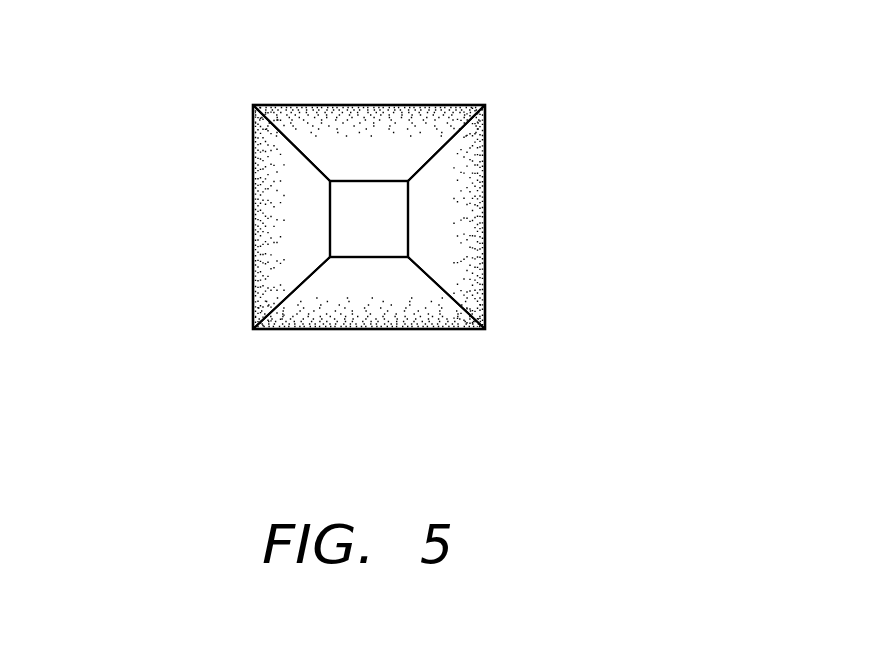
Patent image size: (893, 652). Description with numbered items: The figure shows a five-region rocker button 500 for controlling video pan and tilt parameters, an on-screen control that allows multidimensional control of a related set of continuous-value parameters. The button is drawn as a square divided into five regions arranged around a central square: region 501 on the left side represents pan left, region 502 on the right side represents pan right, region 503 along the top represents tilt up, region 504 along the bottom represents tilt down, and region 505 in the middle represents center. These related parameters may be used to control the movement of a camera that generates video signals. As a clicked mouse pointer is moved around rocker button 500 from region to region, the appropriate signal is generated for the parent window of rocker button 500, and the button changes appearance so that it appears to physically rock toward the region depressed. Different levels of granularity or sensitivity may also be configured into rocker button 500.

The five-region rocker button 500 is at (686, 73).
The pan left region 501 is at (283, 231).
The pan right region 502 is at (445, 220).
The tilt up region 503 is at (365, 130).
The tilt down region 504 is at (355, 300).
The center region 505 is at (383, 218).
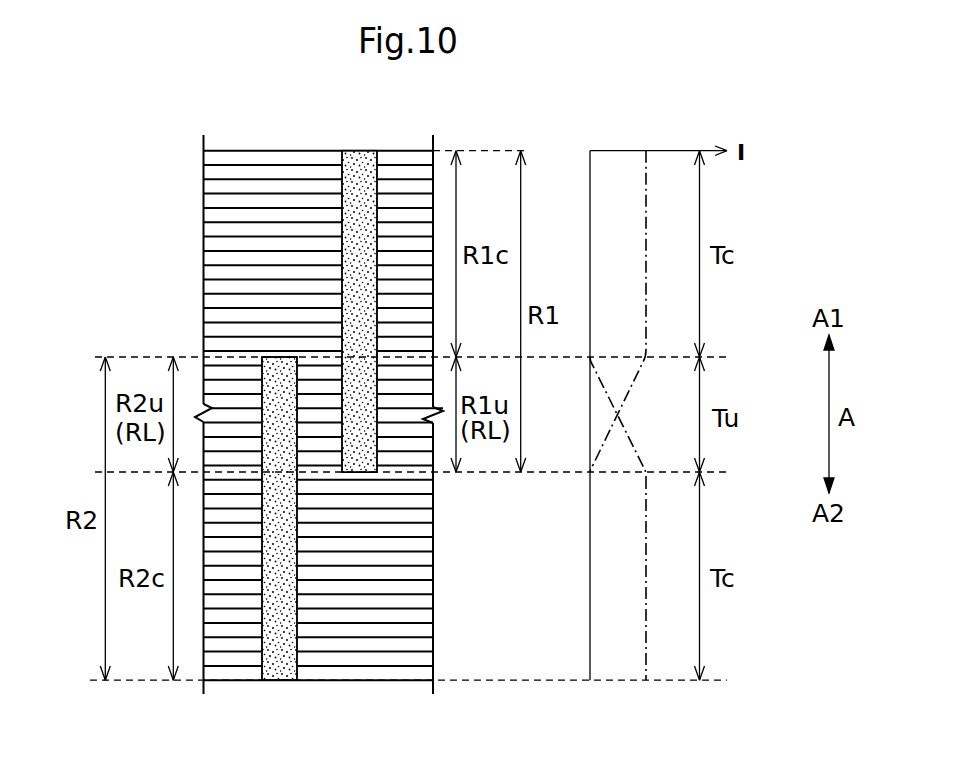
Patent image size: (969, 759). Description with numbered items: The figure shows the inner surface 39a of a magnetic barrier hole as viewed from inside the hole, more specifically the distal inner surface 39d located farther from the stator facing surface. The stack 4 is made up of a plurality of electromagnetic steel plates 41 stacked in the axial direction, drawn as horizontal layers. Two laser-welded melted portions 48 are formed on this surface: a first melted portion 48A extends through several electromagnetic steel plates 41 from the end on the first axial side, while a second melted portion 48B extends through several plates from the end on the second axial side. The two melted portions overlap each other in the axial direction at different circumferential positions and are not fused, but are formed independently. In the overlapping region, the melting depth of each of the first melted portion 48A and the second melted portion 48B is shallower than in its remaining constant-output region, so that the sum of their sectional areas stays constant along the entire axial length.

The stack 4 is at (170, 125).
The electromagnetic steel plates 41 is at (213, 271).
The melted portion 48 is at (259, 409).
The first melted portion 48A is at (360, 158).
The second melted portion 48B is at (273, 670).
The distal inner surface 39d is at (431, 664).
The inner surface 39a is at (323, 642).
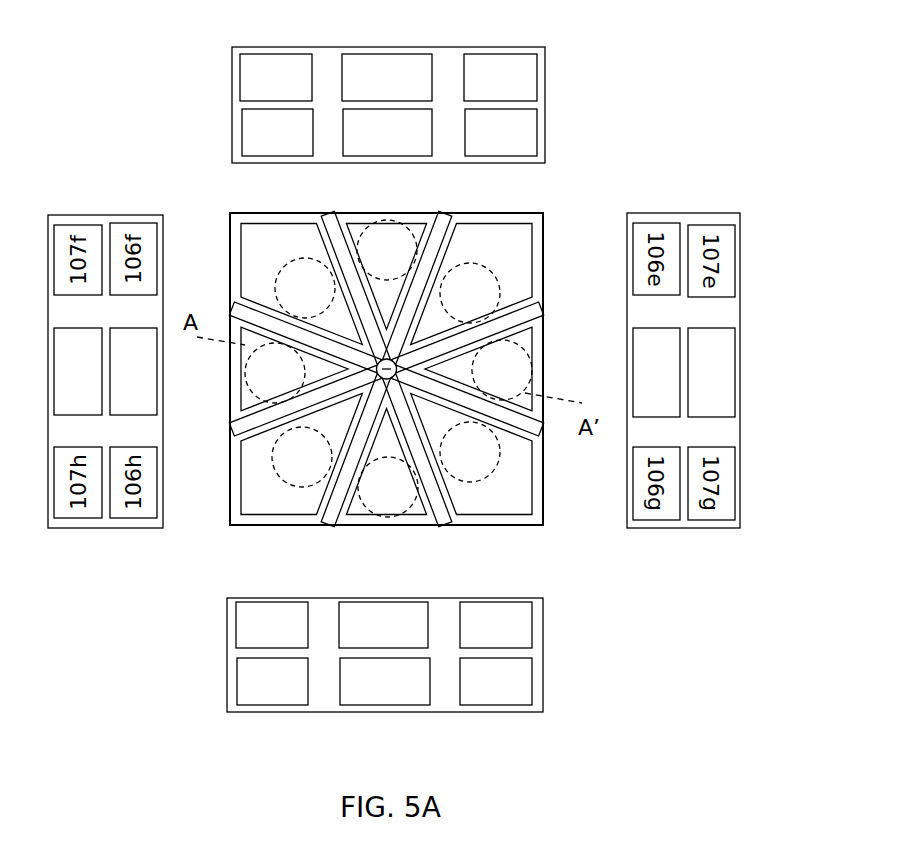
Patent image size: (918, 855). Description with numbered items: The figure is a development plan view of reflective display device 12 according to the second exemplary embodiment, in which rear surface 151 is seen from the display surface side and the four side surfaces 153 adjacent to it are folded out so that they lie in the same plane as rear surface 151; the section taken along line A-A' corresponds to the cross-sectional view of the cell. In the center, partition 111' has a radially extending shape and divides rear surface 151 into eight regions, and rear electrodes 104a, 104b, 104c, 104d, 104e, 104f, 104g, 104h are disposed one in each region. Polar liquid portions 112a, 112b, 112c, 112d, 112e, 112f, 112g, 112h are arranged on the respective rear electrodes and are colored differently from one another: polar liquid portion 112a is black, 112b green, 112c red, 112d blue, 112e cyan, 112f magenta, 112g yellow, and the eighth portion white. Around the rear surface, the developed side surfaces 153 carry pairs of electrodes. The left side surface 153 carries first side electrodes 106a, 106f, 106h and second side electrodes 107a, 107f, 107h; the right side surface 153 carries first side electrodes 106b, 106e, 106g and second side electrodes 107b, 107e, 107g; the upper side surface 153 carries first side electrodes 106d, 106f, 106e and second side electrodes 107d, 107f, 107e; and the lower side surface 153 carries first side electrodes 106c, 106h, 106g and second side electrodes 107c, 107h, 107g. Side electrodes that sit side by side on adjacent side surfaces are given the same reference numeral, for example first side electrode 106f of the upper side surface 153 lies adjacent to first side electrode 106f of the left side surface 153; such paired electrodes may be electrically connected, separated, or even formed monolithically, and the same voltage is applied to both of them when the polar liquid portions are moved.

The reflective display device 12 is at (636, 115).
The rear surface 151 is at (228, 220).
The side surfaces 153 is at (685, 213).
The partition 111' is at (499, 295).
The rear electrode 104a is at (275, 373).
The rear electrode 104b is at (502, 370).
The rear electrode 104c is at (388, 487).
The rear electrode 104d is at (387, 250).
The rear electrode 104e is at (481, 280).
The rear electrode 104f is at (292, 275).
The rear electrode 104g is at (484, 467).
The rear electrode 104h is at (289, 469).
The polar liquid portion 112a is at (245, 392).
The polar liquid portion 112b is at (505, 404).
The polar liquid portion 112c is at (388, 522).
The polar liquid portion 112d is at (380, 213).
The polar liquid portion 112e is at (455, 262).
The polar liquid portion 112f is at (316, 262).
The polar liquid portion 112g is at (461, 493).
The polar liquid portion 112h is at (317, 493).
The first side electrode 106a is at (133, 371).
The first side electrode 106b is at (656, 372).
The first side electrode 106c is at (383, 625).
The first side electrode 106d is at (387, 132).
The first side electrode 106e is at (501, 132).
The first side electrode 106f is at (277, 132).
The first side electrode 106g is at (496, 625).
The first side electrode 106h is at (272, 625).
The second side electrode 107a is at (78, 371).
The second side electrode 107b is at (711, 372).
The second side electrode 107c is at (385, 681).
The second side electrode 107d is at (387, 77).
The second side electrode 107e is at (500, 77).
The second side electrode 107f is at (276, 77).
The second side electrode 107g is at (496, 681).
The second side electrode 107h is at (272, 681).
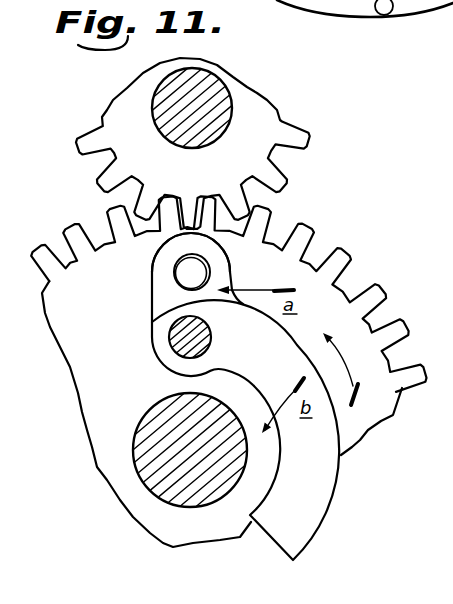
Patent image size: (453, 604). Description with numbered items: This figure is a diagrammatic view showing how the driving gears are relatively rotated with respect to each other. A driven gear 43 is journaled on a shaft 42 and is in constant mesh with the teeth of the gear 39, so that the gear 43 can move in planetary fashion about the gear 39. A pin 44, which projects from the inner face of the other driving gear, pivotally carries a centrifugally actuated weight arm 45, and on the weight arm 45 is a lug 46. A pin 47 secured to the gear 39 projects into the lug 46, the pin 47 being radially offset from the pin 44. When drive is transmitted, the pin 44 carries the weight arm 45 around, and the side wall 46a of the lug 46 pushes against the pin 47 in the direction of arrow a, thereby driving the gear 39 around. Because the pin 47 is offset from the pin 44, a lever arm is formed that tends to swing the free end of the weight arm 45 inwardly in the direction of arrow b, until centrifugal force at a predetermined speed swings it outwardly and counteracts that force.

The gear 39 is at (347, 281).
The shaft 42 is at (212, 80).
The gear 43 is at (273, 127).
The pin 44 is at (168, 342).
The weight arm 45 is at (316, 475).
The lug 46 is at (157, 297).
The side wall of the lug 46a is at (211, 270).
The pin 47 is at (176, 271).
----
> _THE TASK_: Copy the whole listing above word for word, leaving out the pictures.

> _TASK ANSWER_:
Patent image size: (893, 652). Description with numbered items: The figure shows a five-region rocker button 500 for controlling video pan and tilt parameters, an on-screen control that allows multidimensional control of a related set of continuous-value parameters. The button is drawn as a square divided into five regions arranged around a central square: region 501 on the left side represents pan left, region 502 on the right side represents pan right, region 503 along the top represents tilt up, region 504 along the bottom represents tilt down, and region 505 in the middle represents center. These related parameters may be used to control the movement of a camera that generates video signals. As a clicked mouse pointer is moved around rocker button 500 from region to region, the appropriate signal is generated for the parent window of rocker button 500, and the button changes appearance so that it appears to physically rock toward the region depressed. Different levels of granularity or sensitivity may also be configured into rocker button 500.

The five-region rocker button 500 is at (686, 73).
The pan left region 501 is at (283, 231).
The pan right region 502 is at (445, 220).
The tilt up region 503 is at (365, 130).
The tilt down region 504 is at (355, 300).
The center region 505 is at (383, 218).
Patent image size: (969, 759). Description with numbered items: The figure shows the inner surface 39a of a magnetic barrier hole as viewed from inside the hole, more specifically the distal inner surface 39d located farther from the stator facing surface. The stack 4 is made up of a plurality of electromagnetic steel plates 41 stacked in the axial direction, drawn as horizontal layers. Two laser-welded melted portions 48 are formed on this surface: a first melted portion 48A extends through several electromagnetic steel plates 41 from the end on the first axial side, while a second melted portion 48B extends through several plates from the end on the second axial side. The two melted portions overlap each other in the axial direction at different circumferential positions and are not fused, but are formed independently. In the overlapping region, the melting depth of each of the first melted portion 48A and the second melted portion 48B is shallower than in its remaining constant-output region, so that the sum of their sectional areas stays constant along the entire axial length.

The stack 4 is at (170, 125).
The electromagnetic steel plates 41 is at (213, 271).
The melted portion 48 is at (259, 409).
The first melted portion 48A is at (360, 158).
The second melted portion 48B is at (273, 670).
The distal inner surface 39d is at (431, 664).
The inner surface 39a is at (323, 642).
Patent image size: (918, 855). Description with numbered items: The figure is a development plan view of reflective display device 12 according to the second exemplary embodiment, in which rear surface 151 is seen from the display surface side and the four side surfaces 153 adjacent to it are folded out so that they lie in the same plane as rear surface 151; the section taken along line A-A' corresponds to the cross-sectional view of the cell. In the center, partition 111' has a radially extending shape and divides rear surface 151 into eight regions, and rear electrodes 104a, 104b, 104c, 104d, 104e, 104f, 104g, 104h are disposed one in each region. Polar liquid portions 112a, 112b, 112c, 112d, 112e, 112f, 112g, 112h are arranged on the respective rear electrodes and are colored differently from one another: polar liquid portion 112a is black, 112b green, 112c red, 112d blue, 112e cyan, 112f magenta, 112g yellow, and the eighth portion white. Around the rear surface, the developed side surfaces 153 carry pairs of electrodes. The left side surface 153 carries first side electrodes 106a, 106f, 106h and second side electrodes 107a, 107f, 107h; the right side surface 153 carries first side electrodes 106b, 106e, 106g and second side electrodes 107b, 107e, 107g; the upper side surface 153 carries first side electrodes 106d, 106f, 106e and second side electrodes 107d, 107f, 107e; and the lower side surface 153 carries first side electrodes 106c, 106h, 106g and second side electrodes 107c, 107h, 107g. Side electrodes that sit side by side on adjacent side surfaces are given the same reference numeral, for example first side electrode 106f of the upper side surface 153 lies adjacent to first side electrode 106f of the left side surface 153; such paired electrodes may be electrically connected, separated, or even formed monolithically, and the same voltage is applied to both of them when the polar liquid portions are moved.

The reflective display device 12 is at (636, 115).
The rear surface 151 is at (228, 220).
The side surfaces 153 is at (685, 213).
The partition 111' is at (499, 295).
The rear electrode 104a is at (275, 373).
The rear electrode 104b is at (502, 370).
The rear electrode 104c is at (388, 487).
The rear electrode 104d is at (387, 250).
The rear electrode 104e is at (481, 280).
The rear electrode 104f is at (292, 275).
The rear electrode 104g is at (484, 467).
The rear electrode 104h is at (289, 469).
The polar liquid portion 112a is at (245, 392).
The polar liquid portion 112b is at (505, 404).
The polar liquid portion 112c is at (388, 522).
The polar liquid portion 112d is at (380, 213).
The polar liquid portion 112e is at (455, 262).
The polar liquid portion 112f is at (316, 262).
The polar liquid portion 112g is at (461, 493).
The polar liquid portion 112h is at (317, 493).
The first side electrode 106a is at (133, 371).
The first side electrode 106b is at (656, 372).
The first side electrode 106c is at (383, 625).
The first side electrode 106d is at (387, 132).
The first side electrode 106e is at (501, 132).
The first side electrode 106f is at (277, 132).
The first side electrode 106g is at (496, 625).
The first side electrode 106h is at (272, 625).
The second side electrode 107a is at (78, 371).
The second side electrode 107b is at (711, 372).
The second side electrode 107c is at (385, 681).
The second side electrode 107d is at (387, 77).
The second side electrode 107e is at (500, 77).
The second side electrode 107f is at (276, 77).
The second side electrode 107g is at (496, 681).
The second side electrode 107h is at (272, 681).
Patent image size: (453, 604). Description with numbered items: This figure is a diagrammatic view showing how the driving gears are relatively rotated with respect to each other. A driven gear 43 is journaled on a shaft 42 and is in constant mesh with the teeth of the gear 39, so that the gear 43 can move in planetary fashion about the gear 39. A pin 44, which projects from the inner face of the other driving gear, pivotally carries a centrifugally actuated weight arm 45, and on the weight arm 45 is a lug 46. A pin 47 secured to the gear 39 projects into the lug 46, the pin 47 being radially offset from the pin 44. When drive is transmitted, the pin 44 carries the weight arm 45 around, and the side wall 46a of the lug 46 pushes against the pin 47 in the direction of arrow a, thereby driving the gear 39 around. Because the pin 47 is offset from the pin 44, a lever arm is formed that tends to swing the free end of the weight arm 45 inwardly in the direction of arrow b, until centrifugal force at a predetermined speed swings it outwardly and counteracts that force.

The gear 39 is at (347, 281).
The shaft 42 is at (212, 80).
The gear 43 is at (273, 127).
The pin 44 is at (168, 342).
The weight arm 45 is at (316, 475).
The lug 46 is at (157, 297).
The side wall of the lug 46a is at (211, 270).
The pin 47 is at (176, 271).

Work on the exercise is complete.